Report how many lines in the records hold the string "trenuri"; give the number and nothing else.

◆ ◆ ◆ ◆

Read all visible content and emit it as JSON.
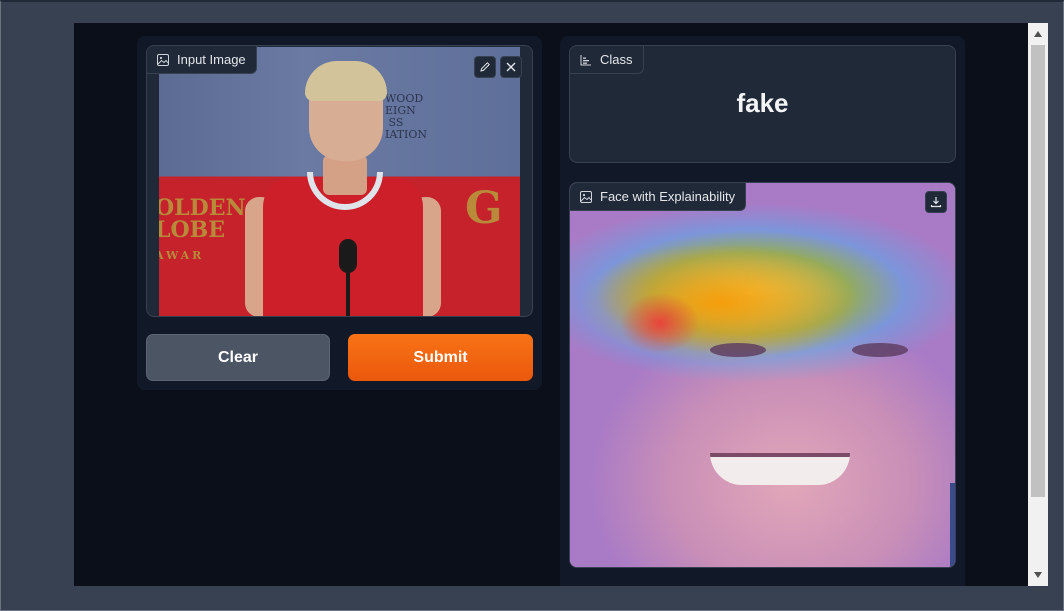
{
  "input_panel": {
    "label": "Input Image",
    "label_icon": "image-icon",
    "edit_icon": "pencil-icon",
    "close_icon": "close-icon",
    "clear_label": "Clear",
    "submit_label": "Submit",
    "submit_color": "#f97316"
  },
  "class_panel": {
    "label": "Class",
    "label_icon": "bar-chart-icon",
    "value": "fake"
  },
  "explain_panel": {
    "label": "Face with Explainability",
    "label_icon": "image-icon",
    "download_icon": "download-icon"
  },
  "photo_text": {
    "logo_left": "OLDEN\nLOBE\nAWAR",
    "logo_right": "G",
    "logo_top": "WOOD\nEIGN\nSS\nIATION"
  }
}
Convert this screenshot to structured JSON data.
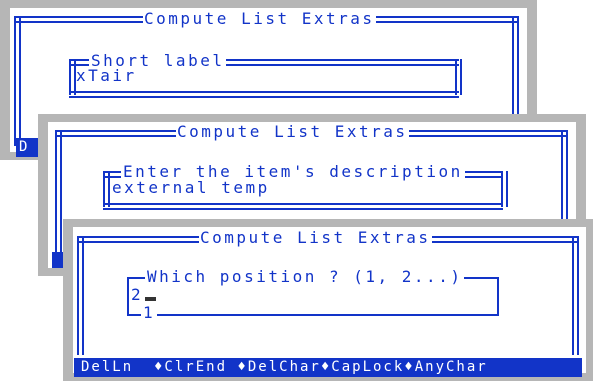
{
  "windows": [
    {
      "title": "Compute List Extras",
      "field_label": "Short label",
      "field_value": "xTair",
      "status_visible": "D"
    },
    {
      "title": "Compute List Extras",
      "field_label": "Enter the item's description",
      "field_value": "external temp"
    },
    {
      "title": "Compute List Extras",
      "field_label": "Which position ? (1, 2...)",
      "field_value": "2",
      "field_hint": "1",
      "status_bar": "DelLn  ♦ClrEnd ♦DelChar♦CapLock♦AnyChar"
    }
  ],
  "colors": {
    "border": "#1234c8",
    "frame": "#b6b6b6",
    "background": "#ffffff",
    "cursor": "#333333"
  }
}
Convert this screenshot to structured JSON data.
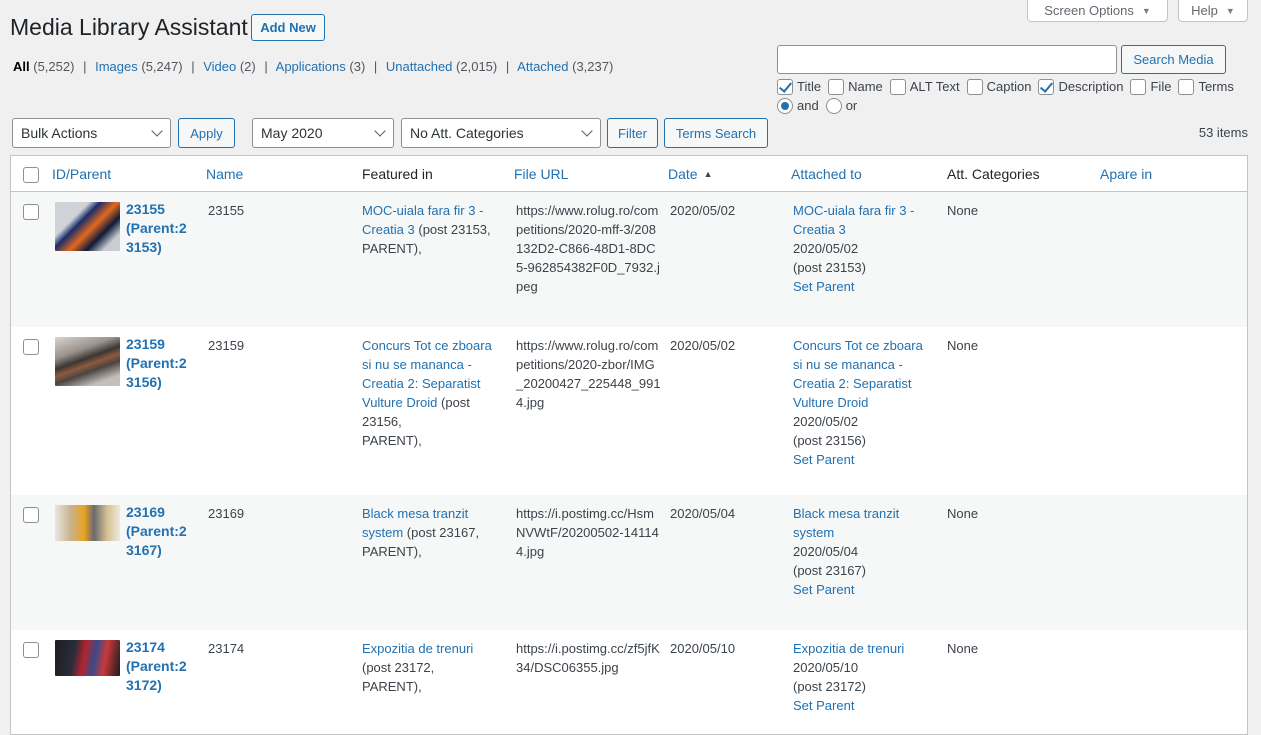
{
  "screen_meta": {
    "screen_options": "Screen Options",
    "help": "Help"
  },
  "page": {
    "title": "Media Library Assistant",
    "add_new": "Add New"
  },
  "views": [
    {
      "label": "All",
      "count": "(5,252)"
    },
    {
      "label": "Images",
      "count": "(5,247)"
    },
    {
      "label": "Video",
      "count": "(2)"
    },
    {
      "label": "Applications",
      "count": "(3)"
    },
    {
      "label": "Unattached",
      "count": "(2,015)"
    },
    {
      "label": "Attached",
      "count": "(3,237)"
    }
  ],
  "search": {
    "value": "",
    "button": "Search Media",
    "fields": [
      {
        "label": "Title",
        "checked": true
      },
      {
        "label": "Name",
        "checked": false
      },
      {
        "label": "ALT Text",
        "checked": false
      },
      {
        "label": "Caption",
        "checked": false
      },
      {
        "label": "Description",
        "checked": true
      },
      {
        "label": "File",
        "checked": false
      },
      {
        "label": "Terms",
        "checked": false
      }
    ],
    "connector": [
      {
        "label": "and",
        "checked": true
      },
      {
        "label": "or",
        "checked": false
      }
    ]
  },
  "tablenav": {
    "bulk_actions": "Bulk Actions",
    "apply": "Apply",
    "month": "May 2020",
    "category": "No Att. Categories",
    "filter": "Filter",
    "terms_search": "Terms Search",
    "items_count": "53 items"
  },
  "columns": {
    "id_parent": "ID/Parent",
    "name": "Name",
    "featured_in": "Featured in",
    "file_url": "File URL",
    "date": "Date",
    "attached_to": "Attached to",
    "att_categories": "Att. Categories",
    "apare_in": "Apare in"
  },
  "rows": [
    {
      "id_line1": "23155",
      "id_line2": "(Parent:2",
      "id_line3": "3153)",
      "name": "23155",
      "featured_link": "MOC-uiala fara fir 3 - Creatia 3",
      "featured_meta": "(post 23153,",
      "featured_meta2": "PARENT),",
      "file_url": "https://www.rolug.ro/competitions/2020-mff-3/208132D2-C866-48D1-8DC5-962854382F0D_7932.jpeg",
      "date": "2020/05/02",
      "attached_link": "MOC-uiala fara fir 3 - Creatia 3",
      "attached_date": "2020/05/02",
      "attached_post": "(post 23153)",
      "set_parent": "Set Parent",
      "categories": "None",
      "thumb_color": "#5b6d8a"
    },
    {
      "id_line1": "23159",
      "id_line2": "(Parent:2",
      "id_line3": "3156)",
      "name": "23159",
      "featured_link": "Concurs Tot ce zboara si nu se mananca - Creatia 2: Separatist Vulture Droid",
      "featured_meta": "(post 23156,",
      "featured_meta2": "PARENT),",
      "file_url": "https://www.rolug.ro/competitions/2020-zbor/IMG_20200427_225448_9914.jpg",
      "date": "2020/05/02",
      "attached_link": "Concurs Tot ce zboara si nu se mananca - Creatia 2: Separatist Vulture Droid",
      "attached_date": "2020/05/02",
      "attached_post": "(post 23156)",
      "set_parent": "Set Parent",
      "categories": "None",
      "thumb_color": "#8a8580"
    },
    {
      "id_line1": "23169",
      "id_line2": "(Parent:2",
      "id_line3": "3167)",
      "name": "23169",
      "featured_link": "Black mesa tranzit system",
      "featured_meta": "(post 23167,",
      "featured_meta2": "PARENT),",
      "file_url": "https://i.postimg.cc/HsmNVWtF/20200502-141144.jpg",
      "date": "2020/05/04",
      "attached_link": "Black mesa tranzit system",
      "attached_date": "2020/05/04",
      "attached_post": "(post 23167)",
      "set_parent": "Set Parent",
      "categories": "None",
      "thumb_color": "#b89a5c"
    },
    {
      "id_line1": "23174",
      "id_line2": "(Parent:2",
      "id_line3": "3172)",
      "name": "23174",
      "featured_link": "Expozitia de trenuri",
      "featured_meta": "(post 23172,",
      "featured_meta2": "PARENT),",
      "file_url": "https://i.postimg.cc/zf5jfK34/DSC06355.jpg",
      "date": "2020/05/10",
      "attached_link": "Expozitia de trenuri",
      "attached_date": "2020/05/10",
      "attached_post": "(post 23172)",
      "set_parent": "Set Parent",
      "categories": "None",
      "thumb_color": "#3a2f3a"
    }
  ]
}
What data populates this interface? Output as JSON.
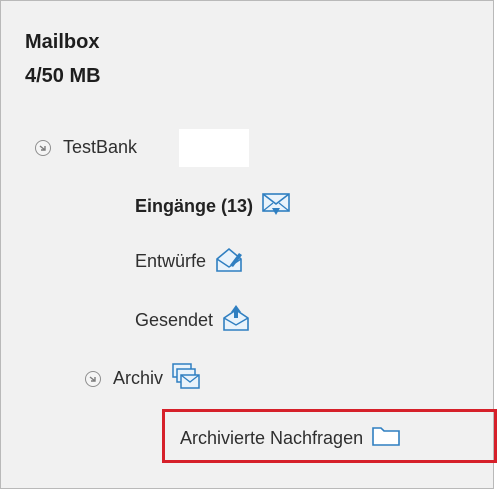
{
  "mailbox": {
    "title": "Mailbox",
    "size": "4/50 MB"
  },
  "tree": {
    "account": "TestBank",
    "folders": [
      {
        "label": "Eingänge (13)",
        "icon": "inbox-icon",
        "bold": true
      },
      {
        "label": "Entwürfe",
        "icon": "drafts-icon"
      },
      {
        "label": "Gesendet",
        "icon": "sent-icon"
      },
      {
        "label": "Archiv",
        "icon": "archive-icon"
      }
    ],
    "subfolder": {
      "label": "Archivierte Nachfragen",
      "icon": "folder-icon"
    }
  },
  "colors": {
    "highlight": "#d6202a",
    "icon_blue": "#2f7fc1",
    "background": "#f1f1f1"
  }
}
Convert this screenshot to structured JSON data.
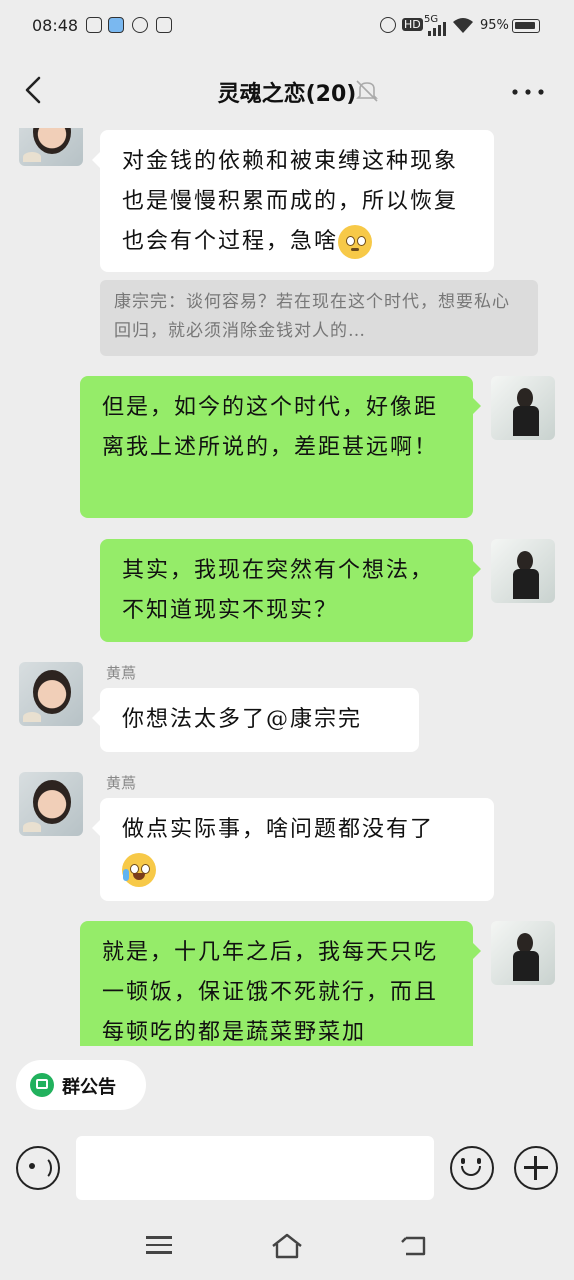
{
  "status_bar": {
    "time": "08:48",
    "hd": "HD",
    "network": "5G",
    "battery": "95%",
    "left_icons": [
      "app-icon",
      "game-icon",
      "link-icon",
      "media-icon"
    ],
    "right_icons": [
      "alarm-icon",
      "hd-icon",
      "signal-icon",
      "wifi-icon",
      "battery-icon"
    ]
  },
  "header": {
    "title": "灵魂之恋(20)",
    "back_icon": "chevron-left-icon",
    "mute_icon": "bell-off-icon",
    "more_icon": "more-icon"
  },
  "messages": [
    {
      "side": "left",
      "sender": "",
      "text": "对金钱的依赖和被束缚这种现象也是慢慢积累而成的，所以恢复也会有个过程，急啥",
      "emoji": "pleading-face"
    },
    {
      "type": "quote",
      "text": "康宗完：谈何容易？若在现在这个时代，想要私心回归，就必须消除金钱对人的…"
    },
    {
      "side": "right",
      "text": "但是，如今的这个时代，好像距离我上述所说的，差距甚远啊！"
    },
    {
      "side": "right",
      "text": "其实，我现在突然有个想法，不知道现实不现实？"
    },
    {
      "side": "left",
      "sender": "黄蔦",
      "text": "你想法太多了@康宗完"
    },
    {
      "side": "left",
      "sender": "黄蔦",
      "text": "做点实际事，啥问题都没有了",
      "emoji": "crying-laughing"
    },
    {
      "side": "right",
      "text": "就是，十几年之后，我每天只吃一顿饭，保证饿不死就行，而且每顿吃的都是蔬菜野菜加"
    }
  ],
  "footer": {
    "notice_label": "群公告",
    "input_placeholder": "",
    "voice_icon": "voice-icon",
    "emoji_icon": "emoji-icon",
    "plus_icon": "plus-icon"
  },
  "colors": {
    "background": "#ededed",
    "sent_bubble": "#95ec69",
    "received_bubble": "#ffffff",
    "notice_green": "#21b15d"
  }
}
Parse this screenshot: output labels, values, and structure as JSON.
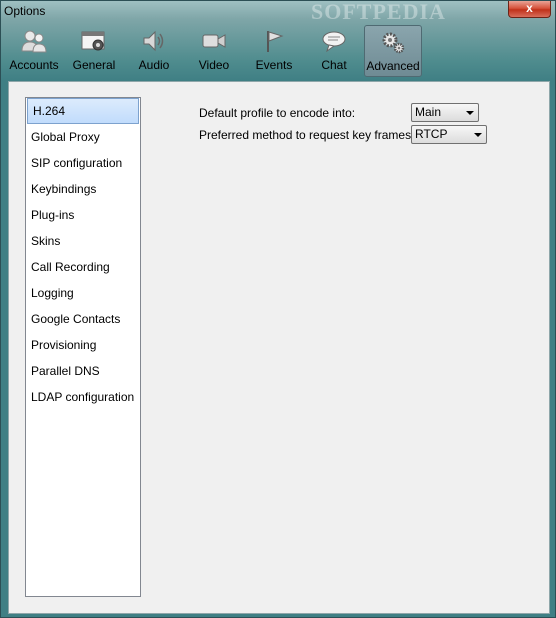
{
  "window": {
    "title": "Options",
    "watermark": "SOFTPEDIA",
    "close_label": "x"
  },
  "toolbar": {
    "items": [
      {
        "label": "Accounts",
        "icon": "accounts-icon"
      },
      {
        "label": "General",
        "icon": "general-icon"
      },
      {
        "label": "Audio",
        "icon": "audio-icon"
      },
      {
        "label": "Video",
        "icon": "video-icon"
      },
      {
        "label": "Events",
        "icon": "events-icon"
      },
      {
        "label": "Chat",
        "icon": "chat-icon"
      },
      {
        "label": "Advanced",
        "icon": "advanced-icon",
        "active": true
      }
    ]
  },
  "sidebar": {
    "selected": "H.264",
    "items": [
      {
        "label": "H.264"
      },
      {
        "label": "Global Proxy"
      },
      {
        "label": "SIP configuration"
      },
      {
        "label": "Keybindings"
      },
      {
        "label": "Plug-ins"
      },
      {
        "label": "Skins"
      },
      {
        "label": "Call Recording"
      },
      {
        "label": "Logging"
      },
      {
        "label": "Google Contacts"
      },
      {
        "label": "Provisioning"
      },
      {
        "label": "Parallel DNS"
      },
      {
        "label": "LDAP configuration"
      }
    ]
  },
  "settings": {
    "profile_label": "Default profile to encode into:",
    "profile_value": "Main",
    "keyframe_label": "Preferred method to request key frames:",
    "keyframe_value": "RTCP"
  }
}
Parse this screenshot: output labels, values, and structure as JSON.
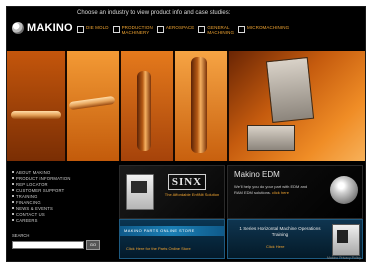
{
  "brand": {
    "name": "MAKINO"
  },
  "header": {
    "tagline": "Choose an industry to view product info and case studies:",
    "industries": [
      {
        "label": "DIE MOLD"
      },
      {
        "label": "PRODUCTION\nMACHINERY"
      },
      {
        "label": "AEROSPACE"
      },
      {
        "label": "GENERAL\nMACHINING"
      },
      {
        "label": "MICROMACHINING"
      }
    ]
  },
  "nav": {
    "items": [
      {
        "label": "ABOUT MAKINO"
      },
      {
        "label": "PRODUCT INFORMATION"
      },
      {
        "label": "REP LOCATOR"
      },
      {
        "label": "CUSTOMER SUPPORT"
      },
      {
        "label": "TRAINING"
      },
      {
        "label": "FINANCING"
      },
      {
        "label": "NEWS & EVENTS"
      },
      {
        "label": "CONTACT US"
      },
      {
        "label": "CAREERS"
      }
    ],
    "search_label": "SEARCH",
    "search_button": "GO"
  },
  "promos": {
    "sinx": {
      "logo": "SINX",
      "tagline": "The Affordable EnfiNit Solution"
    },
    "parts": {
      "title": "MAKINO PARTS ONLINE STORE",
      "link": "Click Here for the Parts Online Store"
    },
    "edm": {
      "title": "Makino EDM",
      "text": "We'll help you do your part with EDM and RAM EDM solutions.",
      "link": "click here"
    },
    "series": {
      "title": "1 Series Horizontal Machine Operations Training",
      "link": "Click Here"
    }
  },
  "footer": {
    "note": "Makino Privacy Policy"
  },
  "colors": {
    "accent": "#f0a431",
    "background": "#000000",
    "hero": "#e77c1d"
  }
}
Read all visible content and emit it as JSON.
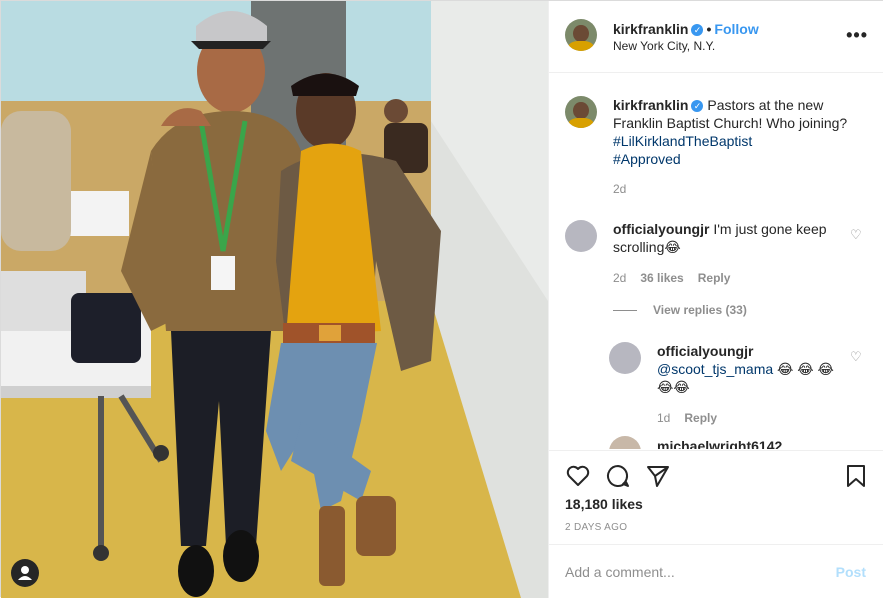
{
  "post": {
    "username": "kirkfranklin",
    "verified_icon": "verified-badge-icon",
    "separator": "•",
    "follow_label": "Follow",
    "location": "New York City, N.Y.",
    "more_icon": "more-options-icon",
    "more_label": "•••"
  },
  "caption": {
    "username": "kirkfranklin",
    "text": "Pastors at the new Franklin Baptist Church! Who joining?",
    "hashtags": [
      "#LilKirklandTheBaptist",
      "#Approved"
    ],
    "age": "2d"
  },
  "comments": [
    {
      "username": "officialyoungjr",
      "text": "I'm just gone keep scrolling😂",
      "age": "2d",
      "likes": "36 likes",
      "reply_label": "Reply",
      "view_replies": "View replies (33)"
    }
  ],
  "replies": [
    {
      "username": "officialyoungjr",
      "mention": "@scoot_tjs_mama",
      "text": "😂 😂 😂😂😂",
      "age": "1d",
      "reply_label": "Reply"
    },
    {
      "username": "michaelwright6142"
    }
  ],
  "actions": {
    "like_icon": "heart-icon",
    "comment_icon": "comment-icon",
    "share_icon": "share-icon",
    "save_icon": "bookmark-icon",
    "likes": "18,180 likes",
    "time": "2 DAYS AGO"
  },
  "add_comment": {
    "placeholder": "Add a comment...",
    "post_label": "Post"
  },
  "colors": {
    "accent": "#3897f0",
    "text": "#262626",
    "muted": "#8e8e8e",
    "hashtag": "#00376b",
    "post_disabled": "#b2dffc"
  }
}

◆ ◆ ◆ ◆

*Solution below*:
2